_Selected excerpt_.
+++

On Omar Khadr and being Canadian since the summer of 2002

I do not remember where I heard that Omar Khadr had been captured. I doubt it was from the news, I was far too busy at that time to watch the news. It was just a piece of tribal knowledge that appeared somewhere, a new reality all Canadians woke up to one day. I don’t remember where I heard about Omar, but I do remember how it felt. It felt like a hand suddenly gripped my heart and for nearly 13 years I have never breathed as freely as I did before. Every day since this new knowledge arrived, there is a cloud that appears before I open my eyes and a part of my mind that knows, no matter what happens, Omar is still being abused and I am still complicit. This is what it has felt like to be a Canadian since the summer of 2002.

It is not that I ever had any illusions about the Canadian government being perfect. I was raised in one of the most isolated spots of Canada’s north, in a community destroyed by Canadian residential schools and Canada’s educational, religious and policing policies in indigenous communities. To leave my home, as so many felt they needed to, women and girls had to travel Highway 16, the Highway of Tears described by Human Rights Watch when they accused Canada of abusive policing and neglect in the region. My family has been hit repeatedly by the Canadian government’s human rights shortcomings, from the uninvestigated and rarely mentioned missing and murdered indigenous women, one every twelve days in Canada, to the resource corporations that use people as cheap and disposable machinery. I know that the Canadian government experimented on women with postpartum depression and others in partnership with the CIA, I know Canadian resource corporations are responsible for human rights disasters globally. I know, I know, I know. I have always known.

But it was Omar who changed the way I thought about us as Canadian people.

Omar’s lawyer and friend Dennis Edney has said of Omar that never has anyone been so abandoned by so many that should know better. I agree. From my experience, Canadians do feel guilt and strong concern about Canada’s role in human rights abuses, at least the ones close to home. The idea of human rights has always been an integral part of Canadian culture and Canada was always in the thick of anything to do with international peace treaties and international law. Canadian John Peters Humphrey wrote the first draft of the Universal Declaration of Human Rights, and former Canadian Prime Minister Lester B. Pearson defined UN peacekeeping. Two years before Omar was captured, Canada was the first country to sign the UN treaty to protect child soldiers. We know better. And I have never seen us abandon anyone as much as we did Omar.

+++

_Rows_.
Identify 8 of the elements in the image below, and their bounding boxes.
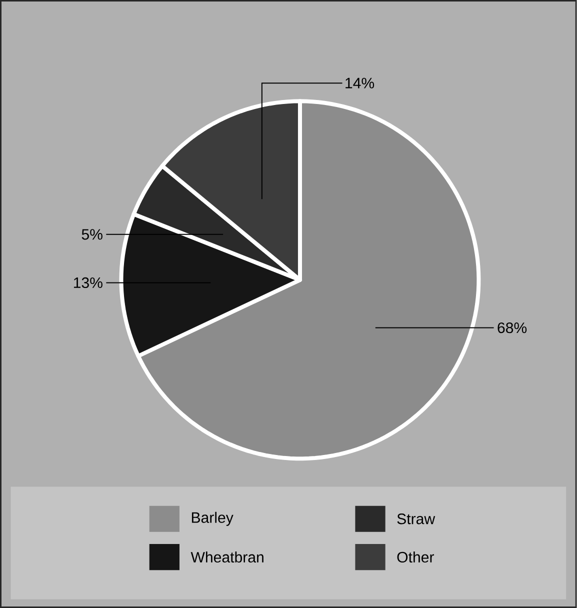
legend-label: Straw	[397, 514, 436, 524]
data-label: 68%	[498, 322, 527, 334]
data-label: 5%	[82, 229, 102, 240]
legend-label: Wheatbran	[190, 552, 264, 563]
legend-label: Barley	[192, 512, 234, 526]
data-label: 14%	[346, 78, 374, 88]
legend-label: Other	[397, 552, 434, 563]
data-label: 13%	[74, 277, 102, 288]
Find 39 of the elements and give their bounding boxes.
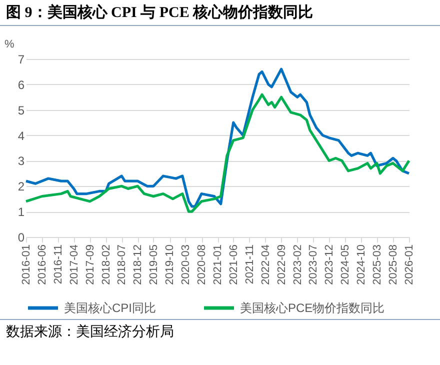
y-tick-label: 2 bbox=[18, 180, 25, 194]
x-tick-label: 2024-05 bbox=[340, 244, 352, 285]
y-tick-label: 1 bbox=[18, 205, 25, 220]
y-tick-label: 7 bbox=[18, 52, 25, 66]
legend-label: 美国核心PCE物价指数同比 bbox=[240, 301, 385, 315]
x-tick-label: 2020-08 bbox=[196, 244, 208, 285]
x-tick-label: 2016-06 bbox=[36, 244, 48, 285]
source-note: 数据来源：美国经济分析局 bbox=[0, 319, 440, 344]
x-tick-label: 2018-12 bbox=[132, 244, 144, 285]
y-tick-label: 0 bbox=[18, 230, 25, 244]
x-tick-label: 2026-01 bbox=[404, 244, 416, 285]
y-tick-label: 6 bbox=[18, 78, 25, 92]
x-tick-label: 2018-07 bbox=[116, 244, 128, 285]
x-tick-label: 2021-06 bbox=[228, 244, 240, 285]
y-tick-label: 3 bbox=[18, 154, 25, 168]
y-tick-label: 4 bbox=[18, 128, 25, 143]
x-tick-label: 2021-01 bbox=[212, 244, 224, 285]
x-tick-label: 2018-02 bbox=[100, 244, 112, 285]
x-tick-label: 2020-03 bbox=[180, 244, 192, 285]
y-axis-title: % bbox=[4, 38, 14, 50]
y-tick-label: 5 bbox=[18, 103, 25, 118]
x-tick-label: 2017-04 bbox=[68, 244, 80, 285]
x-tick-label: 2017-09 bbox=[84, 244, 96, 285]
line-series bbox=[24, 93, 410, 213]
x-tick-label: 2021-11 bbox=[244, 244, 256, 284]
x-tick-label: 2023-07 bbox=[308, 244, 320, 285]
x-tick-label: 2019-05 bbox=[148, 244, 160, 285]
chart-title: 图 9：美国核心 CPI 与 PCE 核心物价指数同比 bbox=[0, 0, 440, 26]
x-tick-label: 2024-10 bbox=[356, 244, 368, 285]
x-tick-label: 2019-10 bbox=[164, 244, 176, 285]
x-tick-label: 2022-04 bbox=[260, 244, 272, 285]
x-tick-label: 2023-02 bbox=[292, 244, 304, 285]
x-tick-label: 2025-03 bbox=[371, 244, 384, 285]
legend-label: 美国核心CPI同比 bbox=[64, 301, 156, 315]
x-tick-label: 2022-09 bbox=[276, 244, 288, 285]
x-tick-label: 2016-01 bbox=[20, 244, 32, 285]
x-tick-label: 2025-08 bbox=[387, 244, 400, 285]
x-tick-label: 2016-11 bbox=[52, 244, 64, 284]
x-tick-label: 2023-12 bbox=[324, 244, 336, 285]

+++

_Problem requirements_.
From the piece on Omar Khadr above, return word for word the passage that begins with the words containing "On Omar Khadr" and ends with "summer of 2002.".

_Result for this task_.
On Omar Khadr and being Canadian since the summer of 2002

I do not remember where I heard that Omar Khadr had been captured. I doubt it was from the news, I was far too busy at that time to watch the news. It was just a piece of tribal knowledge that appeared somewhere, a new reality all Canadians woke up to one day. I don’t remember where I heard about Omar, but I do remember how it felt. It felt like a hand suddenly gripped my heart and for nearly 13 years I have never breathed as freely as I did before. Every day since this new knowledge arrived, there is a cloud that appears before I open my eyes and a part of my mind that knows, no matter what happens, Omar is still being abused and I am still complicit. This is what it has felt like to be a Canadian since the summer of 2002.